■ SET EXERCISE ■
Count the lines in the material that contain the string "caret". Reply with that number only.

■ GIVEN RECORDS ■

####################

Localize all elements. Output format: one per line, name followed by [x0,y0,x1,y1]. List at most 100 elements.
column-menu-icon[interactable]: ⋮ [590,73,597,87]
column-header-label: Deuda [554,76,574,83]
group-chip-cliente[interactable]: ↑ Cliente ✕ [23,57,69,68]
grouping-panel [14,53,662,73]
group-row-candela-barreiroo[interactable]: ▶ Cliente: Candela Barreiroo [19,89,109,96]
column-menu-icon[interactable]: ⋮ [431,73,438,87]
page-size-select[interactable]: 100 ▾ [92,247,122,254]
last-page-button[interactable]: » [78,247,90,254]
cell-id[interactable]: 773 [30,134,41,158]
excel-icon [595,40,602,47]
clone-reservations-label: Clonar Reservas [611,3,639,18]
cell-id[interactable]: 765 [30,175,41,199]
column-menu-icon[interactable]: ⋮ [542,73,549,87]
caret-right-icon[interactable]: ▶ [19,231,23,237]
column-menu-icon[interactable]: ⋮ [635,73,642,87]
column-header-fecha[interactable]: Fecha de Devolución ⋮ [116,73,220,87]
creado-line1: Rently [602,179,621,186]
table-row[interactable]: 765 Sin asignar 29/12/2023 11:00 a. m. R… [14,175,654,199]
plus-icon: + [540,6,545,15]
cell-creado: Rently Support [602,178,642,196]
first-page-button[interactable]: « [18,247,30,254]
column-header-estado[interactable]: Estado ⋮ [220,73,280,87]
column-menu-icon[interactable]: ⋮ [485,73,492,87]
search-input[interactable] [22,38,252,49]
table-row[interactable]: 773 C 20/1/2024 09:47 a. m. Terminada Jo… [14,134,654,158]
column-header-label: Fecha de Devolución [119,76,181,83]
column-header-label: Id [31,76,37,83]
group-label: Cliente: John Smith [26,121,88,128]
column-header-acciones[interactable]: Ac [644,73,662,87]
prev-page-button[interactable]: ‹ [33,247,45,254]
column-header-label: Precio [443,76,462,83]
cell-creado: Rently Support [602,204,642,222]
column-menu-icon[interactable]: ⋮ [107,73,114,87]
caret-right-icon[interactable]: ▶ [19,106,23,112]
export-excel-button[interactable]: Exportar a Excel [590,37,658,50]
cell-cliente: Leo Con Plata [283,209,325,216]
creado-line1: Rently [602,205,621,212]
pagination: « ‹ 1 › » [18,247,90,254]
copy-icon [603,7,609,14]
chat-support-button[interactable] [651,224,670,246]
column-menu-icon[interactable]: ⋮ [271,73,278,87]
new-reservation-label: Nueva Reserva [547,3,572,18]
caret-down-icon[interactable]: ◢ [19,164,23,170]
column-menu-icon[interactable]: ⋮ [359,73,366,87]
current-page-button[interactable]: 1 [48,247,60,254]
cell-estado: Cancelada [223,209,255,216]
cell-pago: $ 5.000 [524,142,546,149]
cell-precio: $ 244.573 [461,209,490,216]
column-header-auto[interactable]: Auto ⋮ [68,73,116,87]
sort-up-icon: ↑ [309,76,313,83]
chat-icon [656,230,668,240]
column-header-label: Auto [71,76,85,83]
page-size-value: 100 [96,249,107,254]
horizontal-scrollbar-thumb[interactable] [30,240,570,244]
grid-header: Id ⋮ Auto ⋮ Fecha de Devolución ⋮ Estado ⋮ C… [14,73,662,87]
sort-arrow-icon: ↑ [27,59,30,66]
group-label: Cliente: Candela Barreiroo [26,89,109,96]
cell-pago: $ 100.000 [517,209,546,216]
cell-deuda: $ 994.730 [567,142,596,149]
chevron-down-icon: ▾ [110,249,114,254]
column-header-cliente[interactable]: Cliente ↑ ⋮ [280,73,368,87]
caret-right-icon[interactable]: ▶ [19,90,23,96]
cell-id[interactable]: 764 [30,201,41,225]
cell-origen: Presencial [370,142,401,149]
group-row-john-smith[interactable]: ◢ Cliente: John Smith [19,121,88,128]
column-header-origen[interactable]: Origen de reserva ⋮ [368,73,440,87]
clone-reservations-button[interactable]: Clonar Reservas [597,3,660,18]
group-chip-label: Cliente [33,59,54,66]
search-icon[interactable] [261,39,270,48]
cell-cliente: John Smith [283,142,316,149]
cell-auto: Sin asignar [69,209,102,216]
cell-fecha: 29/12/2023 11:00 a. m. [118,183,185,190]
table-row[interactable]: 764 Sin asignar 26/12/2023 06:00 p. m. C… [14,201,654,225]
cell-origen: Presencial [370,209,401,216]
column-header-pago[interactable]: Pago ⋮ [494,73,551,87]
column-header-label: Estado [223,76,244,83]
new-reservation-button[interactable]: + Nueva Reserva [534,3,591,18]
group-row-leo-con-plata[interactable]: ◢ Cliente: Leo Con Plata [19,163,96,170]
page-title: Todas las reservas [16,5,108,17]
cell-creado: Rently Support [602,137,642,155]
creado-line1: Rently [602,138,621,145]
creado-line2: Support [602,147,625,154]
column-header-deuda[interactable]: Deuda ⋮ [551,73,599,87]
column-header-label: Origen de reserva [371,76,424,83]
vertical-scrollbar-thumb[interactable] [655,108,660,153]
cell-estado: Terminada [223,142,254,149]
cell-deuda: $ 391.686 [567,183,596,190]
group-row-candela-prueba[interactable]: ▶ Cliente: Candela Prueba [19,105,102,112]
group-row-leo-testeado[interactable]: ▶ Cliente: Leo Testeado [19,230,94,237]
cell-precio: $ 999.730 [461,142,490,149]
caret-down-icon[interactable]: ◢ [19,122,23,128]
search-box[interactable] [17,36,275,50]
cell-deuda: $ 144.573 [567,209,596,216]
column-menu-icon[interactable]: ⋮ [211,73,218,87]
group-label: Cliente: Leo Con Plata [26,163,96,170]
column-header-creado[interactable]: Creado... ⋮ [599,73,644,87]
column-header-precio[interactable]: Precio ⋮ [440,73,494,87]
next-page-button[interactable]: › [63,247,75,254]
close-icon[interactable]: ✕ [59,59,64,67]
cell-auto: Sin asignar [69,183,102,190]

####################

■ FULL RESPONSE ■
5